* **Exercise details**: Using the data below, copy every line that contains the word "this".
+++ Records to process
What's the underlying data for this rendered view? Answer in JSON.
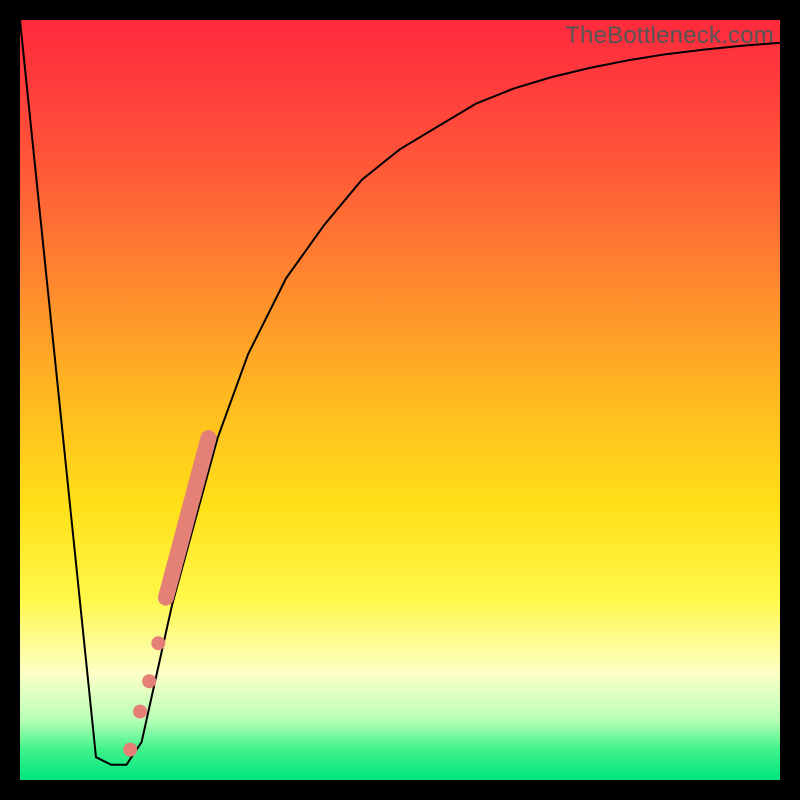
{
  "watermark": "TheBottleneck.com",
  "colors": {
    "curve_stroke": "#000000",
    "marker_fill": "#e58076",
    "marker_stroke": "#e58076"
  },
  "chart_data": {
    "type": "line",
    "title": "",
    "xlabel": "",
    "ylabel": "",
    "xlim": [
      0,
      100
    ],
    "ylim": [
      0,
      100
    ],
    "series": [
      {
        "name": "bottleneck-curve",
        "x": [
          0,
          10,
          12,
          14,
          16,
          18,
          20,
          23,
          26,
          30,
          35,
          40,
          45,
          50,
          55,
          60,
          65,
          70,
          75,
          80,
          85,
          90,
          95,
          100
        ],
        "values": [
          100,
          3,
          2,
          2,
          5,
          14,
          23,
          34,
          45,
          56,
          66,
          73,
          79,
          83,
          86,
          89,
          91,
          92.5,
          93.7,
          94.7,
          95.5,
          96.1,
          96.6,
          97
        ]
      }
    ],
    "markers": [
      {
        "x": 14.5,
        "y": 4
      },
      {
        "x": 15.8,
        "y": 9
      },
      {
        "x": 17.0,
        "y": 13
      },
      {
        "x": 18.2,
        "y": 18
      },
      {
        "x": 19.2,
        "y": 24
      },
      {
        "x": 20.0,
        "y": 27
      },
      {
        "x": 20.8,
        "y": 30
      },
      {
        "x": 21.6,
        "y": 33
      },
      {
        "x": 22.4,
        "y": 36
      },
      {
        "x": 23.2,
        "y": 39
      },
      {
        "x": 24.0,
        "y": 42
      },
      {
        "x": 24.8,
        "y": 45
      }
    ]
  }
}
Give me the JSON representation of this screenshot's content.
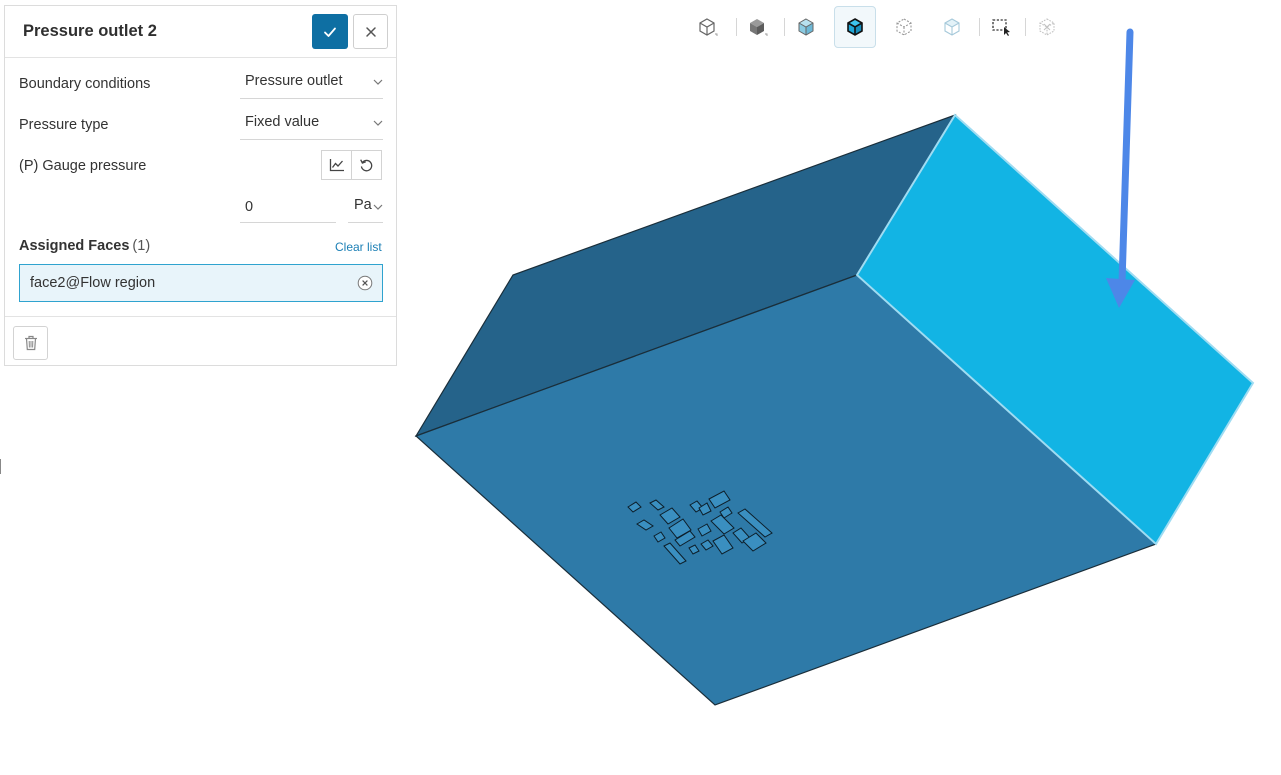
{
  "panel": {
    "title": "Pressure outlet 2",
    "confirm_icon": "check-icon",
    "close_icon": "close-icon",
    "boundary_conditions": {
      "label": "Boundary conditions",
      "value": "Pressure outlet"
    },
    "pressure_type": {
      "label": "Pressure type",
      "value": "Fixed value"
    },
    "gauge_pressure": {
      "label": "(P) Gauge pressure",
      "value": "0",
      "unit": "Pa"
    },
    "assigned_faces": {
      "label": "Assigned Faces",
      "count": "(1)",
      "clear_label": "Clear list",
      "items": [
        "face2@Flow region"
      ]
    }
  },
  "toolbar": {
    "items": [
      "view-isometric",
      "view-solid",
      "view-solid-edges",
      "view-solid-edges-active",
      "view-wireframe",
      "view-transparent",
      "box-select",
      "hidden-item"
    ],
    "active_index": 3
  },
  "colors": {
    "accent": "#0e6fa3",
    "link": "#1b7fb5",
    "face_dark": "#25638a",
    "face_main": "#2e7aa8",
    "face_selected": "#12b4e4",
    "annotation_arrow": "#4d87e8"
  }
}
++++++
* **Worked answer**:
What's the underlying data for this rendered view? Answer in JSON.
Give me the JSON representation of this screenshot's content.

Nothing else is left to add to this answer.